INSTRUCTION: Looking at the listing, state how many of its lines contain the string "name". Write only the number.

>> start RECORD EXTRACTS

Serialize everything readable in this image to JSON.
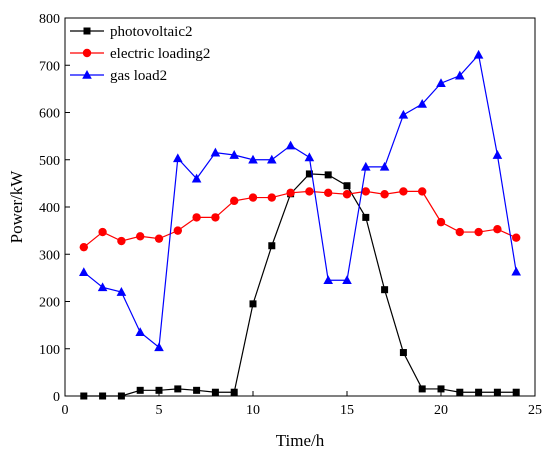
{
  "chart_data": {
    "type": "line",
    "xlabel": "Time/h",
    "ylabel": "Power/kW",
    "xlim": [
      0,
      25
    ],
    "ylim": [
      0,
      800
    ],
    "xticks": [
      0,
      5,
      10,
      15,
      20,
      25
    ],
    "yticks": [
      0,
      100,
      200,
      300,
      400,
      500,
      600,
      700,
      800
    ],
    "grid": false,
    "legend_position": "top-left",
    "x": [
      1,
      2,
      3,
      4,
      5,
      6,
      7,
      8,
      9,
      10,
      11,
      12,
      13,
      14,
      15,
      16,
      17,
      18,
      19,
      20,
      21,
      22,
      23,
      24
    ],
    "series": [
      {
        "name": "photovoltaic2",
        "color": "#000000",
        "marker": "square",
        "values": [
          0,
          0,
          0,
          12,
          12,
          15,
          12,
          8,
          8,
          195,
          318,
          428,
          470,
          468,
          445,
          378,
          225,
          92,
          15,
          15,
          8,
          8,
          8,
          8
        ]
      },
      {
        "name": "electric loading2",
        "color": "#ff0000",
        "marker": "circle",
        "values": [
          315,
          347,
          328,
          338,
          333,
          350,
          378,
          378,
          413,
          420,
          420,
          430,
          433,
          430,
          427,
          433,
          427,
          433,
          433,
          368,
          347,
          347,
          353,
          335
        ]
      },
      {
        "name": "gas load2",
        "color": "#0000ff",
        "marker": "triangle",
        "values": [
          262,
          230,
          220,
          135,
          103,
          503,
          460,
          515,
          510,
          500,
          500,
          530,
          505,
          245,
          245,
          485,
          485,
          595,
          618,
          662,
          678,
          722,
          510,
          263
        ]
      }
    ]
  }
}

>> end RECORD EXTRACTS
>> start RECORD EXTRACTS

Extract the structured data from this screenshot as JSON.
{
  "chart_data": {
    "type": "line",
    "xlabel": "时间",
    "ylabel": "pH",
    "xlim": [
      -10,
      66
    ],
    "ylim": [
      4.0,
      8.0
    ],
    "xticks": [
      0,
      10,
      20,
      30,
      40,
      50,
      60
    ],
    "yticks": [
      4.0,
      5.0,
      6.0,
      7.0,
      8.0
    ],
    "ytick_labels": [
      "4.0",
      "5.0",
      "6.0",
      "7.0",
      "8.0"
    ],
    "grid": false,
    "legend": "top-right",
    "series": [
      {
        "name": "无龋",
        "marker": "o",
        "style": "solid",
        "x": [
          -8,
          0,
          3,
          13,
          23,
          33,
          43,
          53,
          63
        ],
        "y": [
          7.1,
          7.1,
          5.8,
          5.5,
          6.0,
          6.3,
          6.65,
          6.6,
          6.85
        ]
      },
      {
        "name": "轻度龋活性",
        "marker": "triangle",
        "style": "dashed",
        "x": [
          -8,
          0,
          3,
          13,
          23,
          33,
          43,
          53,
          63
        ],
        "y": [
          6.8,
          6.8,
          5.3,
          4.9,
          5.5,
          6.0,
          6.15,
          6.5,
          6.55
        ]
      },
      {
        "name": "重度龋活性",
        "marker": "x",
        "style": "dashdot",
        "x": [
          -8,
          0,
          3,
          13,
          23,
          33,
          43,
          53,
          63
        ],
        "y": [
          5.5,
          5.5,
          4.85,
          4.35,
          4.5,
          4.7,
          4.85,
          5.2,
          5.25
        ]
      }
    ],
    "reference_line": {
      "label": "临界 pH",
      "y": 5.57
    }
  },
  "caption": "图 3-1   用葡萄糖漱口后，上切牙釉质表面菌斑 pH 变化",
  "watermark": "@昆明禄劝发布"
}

>> end RECORD EXTRACTS
>> start RECORD EXTRACTS

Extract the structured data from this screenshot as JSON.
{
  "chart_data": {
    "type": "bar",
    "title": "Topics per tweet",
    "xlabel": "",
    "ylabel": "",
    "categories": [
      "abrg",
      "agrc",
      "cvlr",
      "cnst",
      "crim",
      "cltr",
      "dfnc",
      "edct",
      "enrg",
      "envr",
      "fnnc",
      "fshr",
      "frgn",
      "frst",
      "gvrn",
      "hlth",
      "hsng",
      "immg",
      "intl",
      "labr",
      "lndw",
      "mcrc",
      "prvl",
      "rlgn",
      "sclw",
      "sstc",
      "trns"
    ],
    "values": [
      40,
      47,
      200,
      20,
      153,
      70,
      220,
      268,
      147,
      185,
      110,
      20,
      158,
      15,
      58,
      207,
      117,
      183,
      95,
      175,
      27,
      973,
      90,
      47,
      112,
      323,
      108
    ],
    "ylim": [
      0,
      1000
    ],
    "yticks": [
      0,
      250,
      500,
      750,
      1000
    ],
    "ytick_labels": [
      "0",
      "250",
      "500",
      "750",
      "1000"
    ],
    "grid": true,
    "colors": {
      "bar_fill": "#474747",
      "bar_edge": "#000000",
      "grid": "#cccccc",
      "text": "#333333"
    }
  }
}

>> end RECORD EXTRACTS

THE ANSWER: 6